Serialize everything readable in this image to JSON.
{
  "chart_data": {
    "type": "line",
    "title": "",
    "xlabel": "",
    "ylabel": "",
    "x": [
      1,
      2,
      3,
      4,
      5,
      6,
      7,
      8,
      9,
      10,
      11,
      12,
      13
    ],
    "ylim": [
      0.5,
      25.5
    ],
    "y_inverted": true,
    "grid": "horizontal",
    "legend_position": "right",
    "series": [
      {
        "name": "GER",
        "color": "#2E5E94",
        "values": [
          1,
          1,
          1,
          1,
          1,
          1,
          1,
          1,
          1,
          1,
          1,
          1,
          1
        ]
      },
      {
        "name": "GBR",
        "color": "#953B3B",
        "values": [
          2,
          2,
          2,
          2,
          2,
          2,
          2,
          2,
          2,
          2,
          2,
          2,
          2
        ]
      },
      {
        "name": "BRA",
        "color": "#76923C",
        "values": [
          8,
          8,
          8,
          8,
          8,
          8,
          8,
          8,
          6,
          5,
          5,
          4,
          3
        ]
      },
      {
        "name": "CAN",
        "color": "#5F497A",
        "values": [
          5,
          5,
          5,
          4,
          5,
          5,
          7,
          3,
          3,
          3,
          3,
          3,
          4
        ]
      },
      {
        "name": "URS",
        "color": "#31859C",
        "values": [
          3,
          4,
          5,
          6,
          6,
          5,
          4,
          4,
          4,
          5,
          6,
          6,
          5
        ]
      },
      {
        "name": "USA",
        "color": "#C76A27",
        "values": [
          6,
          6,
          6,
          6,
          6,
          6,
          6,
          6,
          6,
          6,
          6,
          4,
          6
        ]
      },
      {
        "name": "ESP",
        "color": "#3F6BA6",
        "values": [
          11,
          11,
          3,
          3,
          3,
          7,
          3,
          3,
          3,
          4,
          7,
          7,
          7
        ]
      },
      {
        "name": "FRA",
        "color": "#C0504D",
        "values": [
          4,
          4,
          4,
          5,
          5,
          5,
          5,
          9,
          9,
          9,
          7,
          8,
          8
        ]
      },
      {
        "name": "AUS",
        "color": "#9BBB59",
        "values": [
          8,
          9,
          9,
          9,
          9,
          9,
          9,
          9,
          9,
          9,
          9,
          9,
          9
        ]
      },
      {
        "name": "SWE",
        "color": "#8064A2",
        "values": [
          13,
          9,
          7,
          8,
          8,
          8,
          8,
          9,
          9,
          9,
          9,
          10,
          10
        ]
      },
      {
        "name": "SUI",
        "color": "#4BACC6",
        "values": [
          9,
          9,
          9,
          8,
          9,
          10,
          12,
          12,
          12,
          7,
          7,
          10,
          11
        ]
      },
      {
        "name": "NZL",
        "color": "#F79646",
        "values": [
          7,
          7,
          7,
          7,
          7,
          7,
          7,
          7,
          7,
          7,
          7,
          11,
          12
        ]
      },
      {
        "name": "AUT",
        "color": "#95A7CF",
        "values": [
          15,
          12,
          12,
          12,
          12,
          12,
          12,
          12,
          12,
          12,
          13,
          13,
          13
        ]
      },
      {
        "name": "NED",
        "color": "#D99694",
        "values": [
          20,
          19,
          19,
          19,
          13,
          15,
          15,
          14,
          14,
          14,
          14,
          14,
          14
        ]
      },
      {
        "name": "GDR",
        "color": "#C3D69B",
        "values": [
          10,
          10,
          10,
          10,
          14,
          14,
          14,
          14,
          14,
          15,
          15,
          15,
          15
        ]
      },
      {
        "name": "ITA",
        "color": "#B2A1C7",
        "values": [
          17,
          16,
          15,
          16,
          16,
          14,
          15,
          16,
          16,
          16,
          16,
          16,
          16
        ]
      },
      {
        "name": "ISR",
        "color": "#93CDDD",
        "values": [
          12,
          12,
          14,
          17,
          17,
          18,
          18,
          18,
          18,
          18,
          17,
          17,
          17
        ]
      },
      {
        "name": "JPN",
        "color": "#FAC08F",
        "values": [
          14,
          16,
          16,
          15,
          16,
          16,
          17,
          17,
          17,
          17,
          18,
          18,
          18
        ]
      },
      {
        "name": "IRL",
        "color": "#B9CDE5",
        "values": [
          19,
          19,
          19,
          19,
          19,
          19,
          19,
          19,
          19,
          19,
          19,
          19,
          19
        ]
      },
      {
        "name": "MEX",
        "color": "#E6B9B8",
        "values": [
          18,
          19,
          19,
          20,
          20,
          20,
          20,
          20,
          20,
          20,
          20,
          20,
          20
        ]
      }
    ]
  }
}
+++
» Exercise goal: Type out the entries again, word for word.

» Complete answer:
Serialize everything readable in this image to JSON.
{
  "chart_data": {
    "type": "line",
    "title": "",
    "xlabel": "",
    "ylabel": "",
    "x": [
      1,
      2,
      3,
      4,
      5,
      6,
      7,
      8,
      9,
      10,
      11,
      12,
      13
    ],
    "ylim": [
      0.5,
      25.5
    ],
    "y_inverted": true,
    "grid": "horizontal",
    "legend_position": "right",
    "series": [
      {
        "name": "GER",
        "color": "#2E5E94",
        "values": [
          1,
          1,
          1,
          1,
          1,
          1,
          1,
          1,
          1,
          1,
          1,
          1,
          1
        ]
      },
      {
        "name": "GBR",
        "color": "#953B3B",
        "values": [
          2,
          2,
          2,
          2,
          2,
          2,
          2,
          2,
          2,
          2,
          2,
          2,
          2
        ]
      },
      {
        "name": "BRA",
        "color": "#76923C",
        "values": [
          8,
          8,
          8,
          8,
          8,
          8,
          8,
          8,
          6,
          5,
          5,
          4,
          3
        ]
      },
      {
        "name": "CAN",
        "color": "#5F497A",
        "values": [
          5,
          5,
          5,
          4,
          5,
          5,
          7,
          3,
          3,
          3,
          3,
          3,
          4
        ]
      },
      {
        "name": "URS",
        "color": "#31859C",
        "values": [
          3,
          4,
          5,
          6,
          6,
          5,
          4,
          4,
          4,
          5,
          6,
          6,
          5
        ]
      },
      {
        "name": "USA",
        "color": "#C76A27",
        "values": [
          6,
          6,
          6,
          6,
          6,
          6,
          6,
          6,
          6,
          6,
          6,
          4,
          6
        ]
      },
      {
        "name": "ESP",
        "color": "#3F6BA6",
        "values": [
          11,
          11,
          3,
          3,
          3,
          7,
          3,
          3,
          3,
          4,
          7,
          7,
          7
        ]
      },
      {
        "name": "FRA",
        "color": "#C0504D",
        "values": [
          4,
          4,
          4,
          5,
          5,
          5,
          5,
          9,
          9,
          9,
          7,
          8,
          8
        ]
      },
      {
        "name": "AUS",
        "color": "#9BBB59",
        "values": [
          8,
          9,
          9,
          9,
          9,
          9,
          9,
          9,
          9,
          9,
          9,
          9,
          9
        ]
      },
      {
        "name": "SWE",
        "color": "#8064A2",
        "values": [
          13,
          9,
          7,
          8,
          8,
          8,
          8,
          9,
          9,
          9,
          9,
          10,
          10
        ]
      },
      {
        "name": "SUI",
        "color": "#4BACC6",
        "values": [
          9,
          9,
          9,
          8,
          9,
          10,
          12,
          12,
          12,
          7,
          7,
          10,
          11
        ]
      },
      {
        "name": "NZL",
        "color": "#F79646",
        "values": [
          7,
          7,
          7,
          7,
          7,
          7,
          7,
          7,
          7,
          7,
          7,
          11,
          12
        ]
      },
      {
        "name": "AUT",
        "color": "#95A7CF",
        "values": [
          15,
          12,
          12,
          12,
          12,
          12,
          12,
          12,
          12,
          12,
          13,
          13,
          13
        ]
      },
      {
        "name": "NED",
        "color": "#D99694",
        "values": [
          20,
          19,
          19,
          19,
          13,
          15,
          15,
          14,
          14,
          14,
          14,
          14,
          14
        ]
      },
      {
        "name": "GDR",
        "color": "#C3D69B",
        "values": [
          10,
          10,
          10,
          10,
          14,
          14,
          14,
          14,
          14,
          15,
          15,
          15,
          15
        ]
      },
      {
        "name": "ITA",
        "color": "#B2A1C7",
        "values": [
          17,
          16,
          15,
          16,
          16,
          14,
          15,
          16,
          16,
          16,
          16,
          16,
          16
        ]
      },
      {
        "name": "ISR",
        "color": "#93CDDD",
        "values": [
          12,
          12,
          14,
          17,
          17,
          18,
          18,
          18,
          18,
          18,
          17,
          17,
          17
        ]
      },
      {
        "name": "JPN",
        "color": "#FAC08F",
        "values": [
          14,
          16,
          16,
          15,
          16,
          16,
          17,
          17,
          17,
          17,
          18,
          18,
          18
        ]
      },
      {
        "name": "IRL",
        "color": "#B9CDE5",
        "values": [
          19,
          19,
          19,
          19,
          19,
          19,
          19,
          19,
          19,
          19,
          19,
          19,
          19
        ]
      },
      {
        "name": "MEX",
        "color": "#E6B9B8",
        "values": [
          18,
          19,
          19,
          20,
          20,
          20,
          20,
          20,
          20,
          20,
          20,
          20,
          20
        ]
      }
    ]
  }
}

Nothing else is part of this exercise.